Required work → Locate every line below that contains the word "پینلز" and copy it.

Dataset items
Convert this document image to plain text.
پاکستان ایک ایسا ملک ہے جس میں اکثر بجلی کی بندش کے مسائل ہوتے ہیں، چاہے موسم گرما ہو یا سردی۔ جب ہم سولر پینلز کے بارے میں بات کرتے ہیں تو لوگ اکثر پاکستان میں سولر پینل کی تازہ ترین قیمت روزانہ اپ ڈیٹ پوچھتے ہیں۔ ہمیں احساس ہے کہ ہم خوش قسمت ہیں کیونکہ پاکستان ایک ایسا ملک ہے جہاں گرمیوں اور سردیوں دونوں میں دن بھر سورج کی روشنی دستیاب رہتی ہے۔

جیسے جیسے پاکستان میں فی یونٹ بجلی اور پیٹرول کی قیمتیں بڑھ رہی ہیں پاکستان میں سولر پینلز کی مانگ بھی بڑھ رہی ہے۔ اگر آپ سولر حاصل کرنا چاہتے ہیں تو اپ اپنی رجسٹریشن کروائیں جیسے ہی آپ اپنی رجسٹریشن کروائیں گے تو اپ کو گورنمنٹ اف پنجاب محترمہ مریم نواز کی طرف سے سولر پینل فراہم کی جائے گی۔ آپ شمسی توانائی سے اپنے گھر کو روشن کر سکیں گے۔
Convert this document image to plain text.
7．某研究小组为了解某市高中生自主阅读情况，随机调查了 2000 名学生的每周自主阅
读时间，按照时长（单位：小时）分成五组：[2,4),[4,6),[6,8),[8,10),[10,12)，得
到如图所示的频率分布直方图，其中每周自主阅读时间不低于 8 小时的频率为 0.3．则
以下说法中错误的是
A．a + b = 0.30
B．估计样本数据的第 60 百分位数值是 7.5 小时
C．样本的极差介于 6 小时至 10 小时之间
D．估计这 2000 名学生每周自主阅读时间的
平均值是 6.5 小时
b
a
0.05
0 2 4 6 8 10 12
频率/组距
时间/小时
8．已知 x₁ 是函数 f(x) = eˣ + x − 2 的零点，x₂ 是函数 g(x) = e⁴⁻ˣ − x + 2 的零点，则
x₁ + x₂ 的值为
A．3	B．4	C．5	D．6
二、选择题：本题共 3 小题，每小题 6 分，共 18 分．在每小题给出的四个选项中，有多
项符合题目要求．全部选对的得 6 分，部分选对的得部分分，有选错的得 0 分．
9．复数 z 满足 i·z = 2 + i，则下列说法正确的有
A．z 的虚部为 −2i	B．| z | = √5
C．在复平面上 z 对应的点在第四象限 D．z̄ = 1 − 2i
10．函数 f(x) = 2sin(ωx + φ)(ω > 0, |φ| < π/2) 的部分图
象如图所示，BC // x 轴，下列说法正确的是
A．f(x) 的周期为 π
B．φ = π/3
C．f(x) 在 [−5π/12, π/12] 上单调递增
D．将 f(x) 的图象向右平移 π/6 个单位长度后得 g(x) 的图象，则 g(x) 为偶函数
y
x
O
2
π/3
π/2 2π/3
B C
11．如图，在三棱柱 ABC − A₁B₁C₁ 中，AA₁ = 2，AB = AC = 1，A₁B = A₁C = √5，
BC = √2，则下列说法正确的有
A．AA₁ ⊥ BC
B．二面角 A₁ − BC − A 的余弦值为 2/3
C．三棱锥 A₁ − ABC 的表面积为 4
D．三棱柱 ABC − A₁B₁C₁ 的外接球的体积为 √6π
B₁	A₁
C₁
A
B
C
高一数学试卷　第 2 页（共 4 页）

Answer for the task →
پاکستان ایک ایسا ملک ہے جس میں اکثر بجلی کی بندش کے مسائل ہوتے ہیں، چاہے موسم گرما ہو یا سردی۔ جب ہم سولر پینلز کے بارے میں بات کرتے ہیں تو لوگ اکثر پاکستان میں سولر پینل کی تازہ ترین قیمت روزانہ اپ ڈیٹ پوچھتے ہیں۔ ہمیں احساس ہے کہ ہم خوش قسمت ہیں کیونکہ پاکستان ایک ایسا ملک ہے جہاں گرمیوں اور سردیوں دونوں میں دن بھر سورج کی روشنی دستیاب رہتی ہے۔
جیسے جیسے پاکستان میں فی یونٹ بجلی اور پیٹرول کی قیمتیں بڑھ رہی ہیں پاکستان میں سولر پینلز کی مانگ بھی بڑھ رہی ہے۔ اگر آپ سولر حاصل کرنا چاہتے ہیں تو اپ اپنی رجسٹریشن کروائیں جیسے ہی آپ اپنی رجسٹریشن کروائیں گے تو اپ کو گورنمنٹ اف پنجاب محترمہ مریم نواز کی طرف سے سولر پینل فراہم کی جائے گی۔ آپ شمسی توانائی سے اپنے گھر کو روشن کر سکیں گے۔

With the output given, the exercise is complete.